▶ Request:
Every line below that mentions the word "this" should be copied out.

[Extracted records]
● ● ● ● ●

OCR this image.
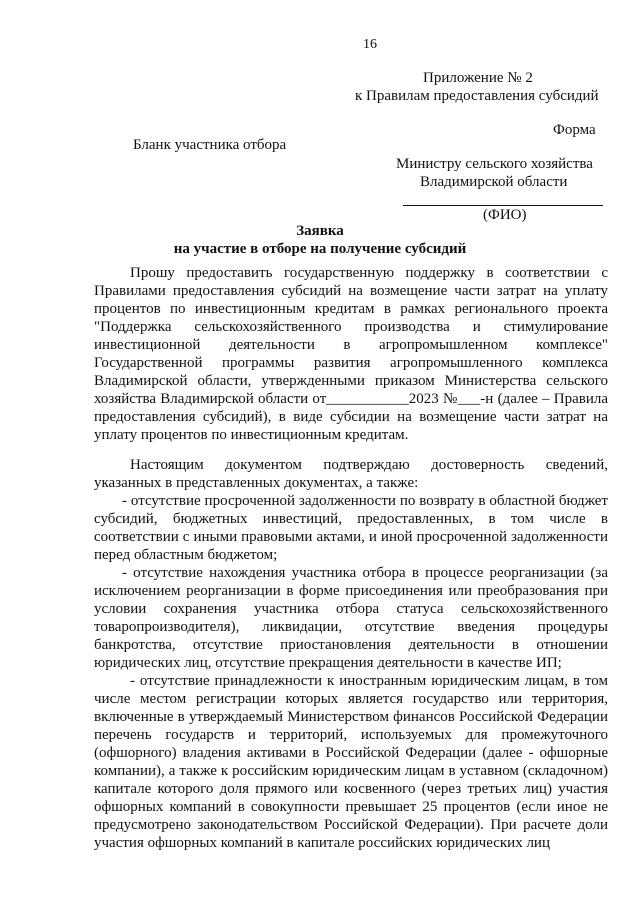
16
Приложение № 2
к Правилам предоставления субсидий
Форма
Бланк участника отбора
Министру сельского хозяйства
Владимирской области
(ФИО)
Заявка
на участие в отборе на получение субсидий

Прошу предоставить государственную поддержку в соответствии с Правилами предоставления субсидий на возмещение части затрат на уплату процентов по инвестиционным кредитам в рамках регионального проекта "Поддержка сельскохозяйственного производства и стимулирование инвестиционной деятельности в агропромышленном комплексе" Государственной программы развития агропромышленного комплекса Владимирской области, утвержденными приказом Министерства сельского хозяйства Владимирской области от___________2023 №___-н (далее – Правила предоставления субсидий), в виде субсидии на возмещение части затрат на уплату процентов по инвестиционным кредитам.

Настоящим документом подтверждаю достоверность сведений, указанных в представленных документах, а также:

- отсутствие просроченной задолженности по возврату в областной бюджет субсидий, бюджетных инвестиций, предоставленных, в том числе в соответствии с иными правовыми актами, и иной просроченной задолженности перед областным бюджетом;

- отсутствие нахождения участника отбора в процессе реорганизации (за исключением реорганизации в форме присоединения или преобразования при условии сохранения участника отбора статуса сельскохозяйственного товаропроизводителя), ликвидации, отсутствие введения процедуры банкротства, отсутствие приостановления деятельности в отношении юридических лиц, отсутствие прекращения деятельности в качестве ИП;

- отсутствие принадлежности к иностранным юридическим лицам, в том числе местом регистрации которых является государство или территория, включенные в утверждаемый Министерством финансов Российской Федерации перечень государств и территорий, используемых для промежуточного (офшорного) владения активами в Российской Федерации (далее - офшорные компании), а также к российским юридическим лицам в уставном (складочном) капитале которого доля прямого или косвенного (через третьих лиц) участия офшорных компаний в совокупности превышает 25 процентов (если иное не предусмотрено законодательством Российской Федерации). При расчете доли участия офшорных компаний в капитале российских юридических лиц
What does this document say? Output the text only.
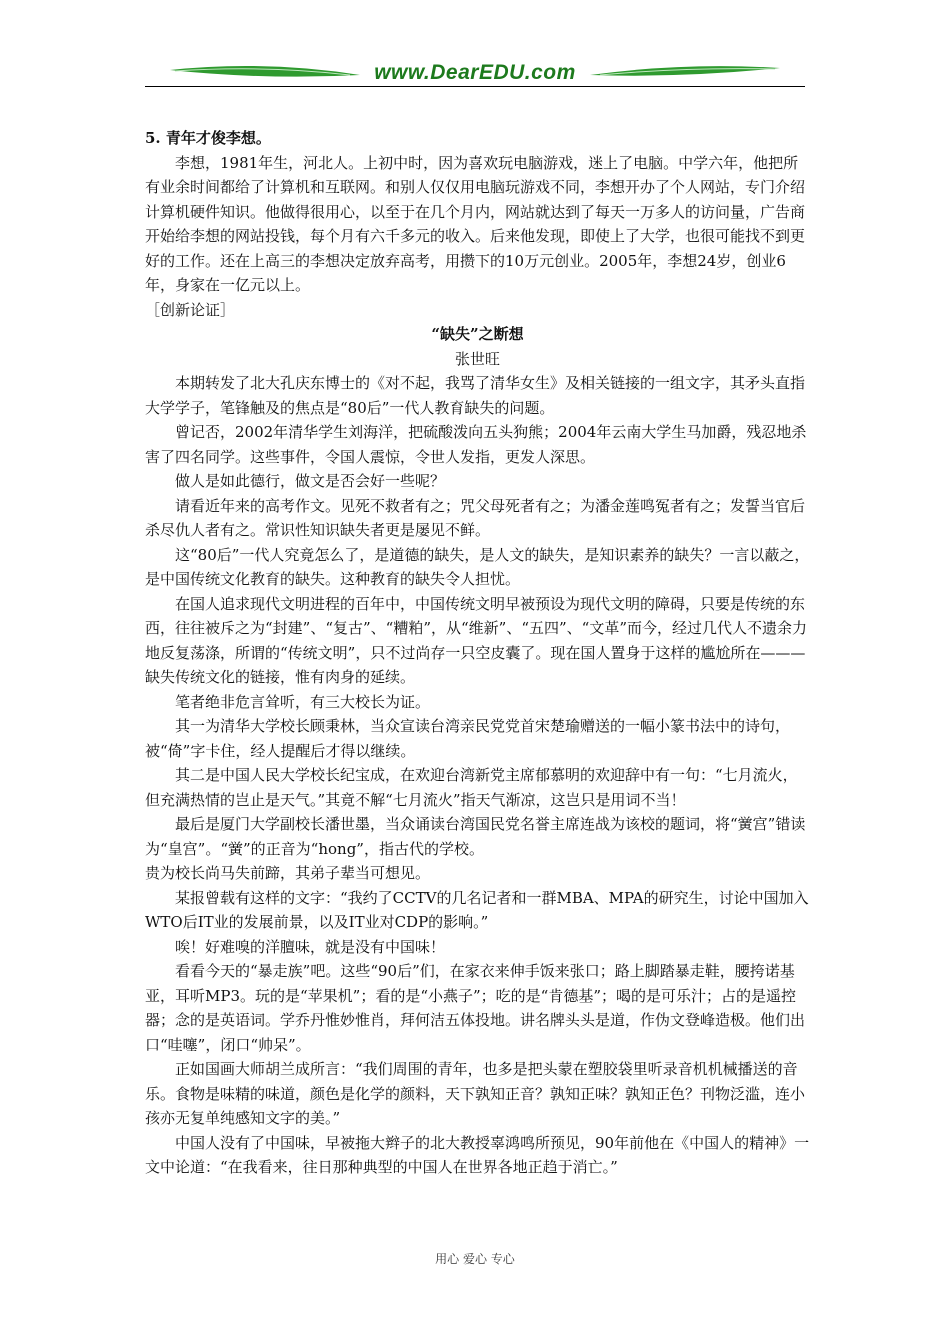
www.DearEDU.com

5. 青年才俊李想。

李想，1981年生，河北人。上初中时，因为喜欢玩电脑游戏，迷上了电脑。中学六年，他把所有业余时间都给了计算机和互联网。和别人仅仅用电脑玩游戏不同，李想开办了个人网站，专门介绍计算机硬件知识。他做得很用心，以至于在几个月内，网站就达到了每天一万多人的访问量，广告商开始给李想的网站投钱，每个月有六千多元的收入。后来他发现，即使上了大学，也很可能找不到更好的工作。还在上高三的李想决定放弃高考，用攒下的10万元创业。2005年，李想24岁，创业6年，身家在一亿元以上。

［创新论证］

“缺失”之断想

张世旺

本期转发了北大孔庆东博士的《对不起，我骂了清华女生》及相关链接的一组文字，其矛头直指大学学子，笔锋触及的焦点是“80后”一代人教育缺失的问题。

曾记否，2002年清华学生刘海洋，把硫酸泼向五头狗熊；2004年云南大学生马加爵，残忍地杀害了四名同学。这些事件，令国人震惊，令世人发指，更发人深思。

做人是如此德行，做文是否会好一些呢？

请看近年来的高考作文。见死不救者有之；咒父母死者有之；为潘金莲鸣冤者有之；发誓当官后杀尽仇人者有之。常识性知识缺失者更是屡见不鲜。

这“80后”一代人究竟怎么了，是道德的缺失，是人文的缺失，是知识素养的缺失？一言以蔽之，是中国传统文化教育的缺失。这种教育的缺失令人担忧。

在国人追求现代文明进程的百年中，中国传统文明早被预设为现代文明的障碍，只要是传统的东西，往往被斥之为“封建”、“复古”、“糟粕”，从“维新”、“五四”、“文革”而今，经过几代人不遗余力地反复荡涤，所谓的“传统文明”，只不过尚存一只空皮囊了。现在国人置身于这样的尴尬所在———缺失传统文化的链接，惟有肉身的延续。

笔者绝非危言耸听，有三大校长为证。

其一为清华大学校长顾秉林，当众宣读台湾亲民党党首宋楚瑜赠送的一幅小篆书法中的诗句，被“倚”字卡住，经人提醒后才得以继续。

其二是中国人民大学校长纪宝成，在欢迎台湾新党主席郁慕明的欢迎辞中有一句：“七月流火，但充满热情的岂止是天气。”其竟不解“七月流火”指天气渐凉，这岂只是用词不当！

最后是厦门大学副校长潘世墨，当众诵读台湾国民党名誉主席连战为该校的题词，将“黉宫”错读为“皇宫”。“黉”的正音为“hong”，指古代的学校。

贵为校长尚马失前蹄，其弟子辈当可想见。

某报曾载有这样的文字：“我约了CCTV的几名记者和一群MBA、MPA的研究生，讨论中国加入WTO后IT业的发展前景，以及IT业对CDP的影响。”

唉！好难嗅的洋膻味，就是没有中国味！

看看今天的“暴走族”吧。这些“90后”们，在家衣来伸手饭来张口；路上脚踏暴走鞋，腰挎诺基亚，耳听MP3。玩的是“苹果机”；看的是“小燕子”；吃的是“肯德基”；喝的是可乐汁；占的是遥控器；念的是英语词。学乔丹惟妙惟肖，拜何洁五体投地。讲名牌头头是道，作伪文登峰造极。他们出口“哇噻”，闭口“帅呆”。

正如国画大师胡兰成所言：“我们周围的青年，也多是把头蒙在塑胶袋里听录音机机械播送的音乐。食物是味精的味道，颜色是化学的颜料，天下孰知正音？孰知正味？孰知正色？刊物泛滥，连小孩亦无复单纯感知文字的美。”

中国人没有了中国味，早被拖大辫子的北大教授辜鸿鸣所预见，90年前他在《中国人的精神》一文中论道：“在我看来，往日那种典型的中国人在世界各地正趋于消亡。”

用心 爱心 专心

● ● ● ● ●

▶ The response:
OCR this image.
What does this document say? Output the text only.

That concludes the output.